Write out every entry exactly as it stands.

Collection entries:
* * *
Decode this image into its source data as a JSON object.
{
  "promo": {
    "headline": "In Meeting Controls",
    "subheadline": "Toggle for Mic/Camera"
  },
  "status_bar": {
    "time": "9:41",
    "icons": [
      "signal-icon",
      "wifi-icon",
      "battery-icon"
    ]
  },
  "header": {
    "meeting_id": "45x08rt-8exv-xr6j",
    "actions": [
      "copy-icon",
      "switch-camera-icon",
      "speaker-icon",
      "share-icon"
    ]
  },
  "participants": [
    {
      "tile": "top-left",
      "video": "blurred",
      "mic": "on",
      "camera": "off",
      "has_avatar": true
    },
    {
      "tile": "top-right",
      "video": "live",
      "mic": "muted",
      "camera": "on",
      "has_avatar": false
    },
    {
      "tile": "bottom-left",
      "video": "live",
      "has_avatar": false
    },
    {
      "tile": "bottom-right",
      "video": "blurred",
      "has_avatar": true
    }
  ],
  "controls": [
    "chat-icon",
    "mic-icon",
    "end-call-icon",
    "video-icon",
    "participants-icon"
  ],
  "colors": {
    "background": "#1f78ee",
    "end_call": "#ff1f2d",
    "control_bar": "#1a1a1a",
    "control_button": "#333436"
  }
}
* * *
Solved exercise:
Decode this image into its source data as a JSON object.
{
  "promo": {
    "headline": "In Meeting Controls",
    "subheadline": "Toggle for Mic/Camera"
  },
  "status_bar": {
    "time": "9:41",
    "icons": [
      "signal-icon",
      "wifi-icon",
      "battery-icon"
    ]
  },
  "header": {
    "meeting_id": "45x08rt-8exv-xr6j",
    "actions": [
      "copy-icon",
      "switch-camera-icon",
      "speaker-icon",
      "share-icon"
    ]
  },
  "participants": [
    {
      "tile": "top-left",
      "video": "blurred",
      "mic": "on",
      "camera": "off",
      "has_avatar": true
    },
    {
      "tile": "top-right",
      "video": "live",
      "mic": "muted",
      "camera": "on",
      "has_avatar": false
    },
    {
      "tile": "bottom-left",
      "video": "live",
      "has_avatar": false
    },
    {
      "tile": "bottom-right",
      "video": "blurred",
      "has_avatar": true
    }
  ],
  "controls": [
    "chat-icon",
    "mic-icon",
    "end-call-icon",
    "video-icon",
    "participants-icon"
  ],
  "colors": {
    "background": "#1f78ee",
    "end_call": "#ff1f2d",
    "control_bar": "#1a1a1a",
    "control_button": "#333436"
  }
}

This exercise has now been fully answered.